* Start *
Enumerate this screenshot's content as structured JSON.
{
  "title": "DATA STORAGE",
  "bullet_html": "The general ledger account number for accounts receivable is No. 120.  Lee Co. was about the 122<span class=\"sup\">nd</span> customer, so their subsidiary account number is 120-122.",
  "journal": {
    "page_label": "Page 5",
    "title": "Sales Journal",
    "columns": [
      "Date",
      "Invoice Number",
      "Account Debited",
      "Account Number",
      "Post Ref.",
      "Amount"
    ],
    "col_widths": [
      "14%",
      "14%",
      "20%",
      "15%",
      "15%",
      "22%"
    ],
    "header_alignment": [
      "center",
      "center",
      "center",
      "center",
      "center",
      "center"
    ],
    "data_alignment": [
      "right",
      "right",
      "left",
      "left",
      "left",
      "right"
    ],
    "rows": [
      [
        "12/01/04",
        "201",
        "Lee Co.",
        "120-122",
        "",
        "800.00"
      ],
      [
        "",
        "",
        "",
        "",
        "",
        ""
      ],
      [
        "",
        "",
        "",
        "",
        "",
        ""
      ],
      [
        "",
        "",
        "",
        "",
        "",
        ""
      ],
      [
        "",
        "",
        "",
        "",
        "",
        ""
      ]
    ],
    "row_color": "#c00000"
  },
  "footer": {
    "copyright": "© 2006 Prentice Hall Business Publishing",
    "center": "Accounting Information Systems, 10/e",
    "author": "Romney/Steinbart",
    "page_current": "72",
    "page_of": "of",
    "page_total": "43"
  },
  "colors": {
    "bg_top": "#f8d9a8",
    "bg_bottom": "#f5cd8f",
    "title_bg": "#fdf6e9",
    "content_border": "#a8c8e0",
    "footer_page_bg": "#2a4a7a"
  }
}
* End *
**WHAT THE TASK REQUIRES:** The lines above should be duplicated exactly.

**EXERCISE SOLUTION:**
Enumerate this screenshot's content as structured JSON.
{
  "title": "DATA STORAGE",
  "bullet_html": "The general ledger account number for accounts receivable is No. 120.  Lee Co. was about the 122<span class=\"sup\">nd</span> customer, so their subsidiary account number is 120-122.",
  "journal": {
    "page_label": "Page 5",
    "title": "Sales Journal",
    "columns": [
      "Date",
      "Invoice Number",
      "Account Debited",
      "Account Number",
      "Post Ref.",
      "Amount"
    ],
    "col_widths": [
      "14%",
      "14%",
      "20%",
      "15%",
      "15%",
      "22%"
    ],
    "header_alignment": [
      "center",
      "center",
      "center",
      "center",
      "center",
      "center"
    ],
    "data_alignment": [
      "right",
      "right",
      "left",
      "left",
      "left",
      "right"
    ],
    "rows": [
      [
        "12/01/04",
        "201",
        "Lee Co.",
        "120-122",
        "",
        "800.00"
      ],
      [
        "",
        "",
        "",
        "",
        "",
        ""
      ],
      [
        "",
        "",
        "",
        "",
        "",
        ""
      ],
      [
        "",
        "",
        "",
        "",
        "",
        ""
      ],
      [
        "",
        "",
        "",
        "",
        "",
        ""
      ]
    ],
    "row_color": "#c00000"
  },
  "footer": {
    "copyright": "© 2006 Prentice Hall Business Publishing",
    "center": "Accounting Information Systems, 10/e",
    "author": "Romney/Steinbart",
    "page_current": "72",
    "page_of": "of",
    "page_total": "43"
  },
  "colors": {
    "bg_top": "#f8d9a8",
    "bg_bottom": "#f5cd8f",
    "title_bg": "#fdf6e9",
    "content_border": "#a8c8e0",
    "footer_page_bg": "#2a4a7a"
  }
}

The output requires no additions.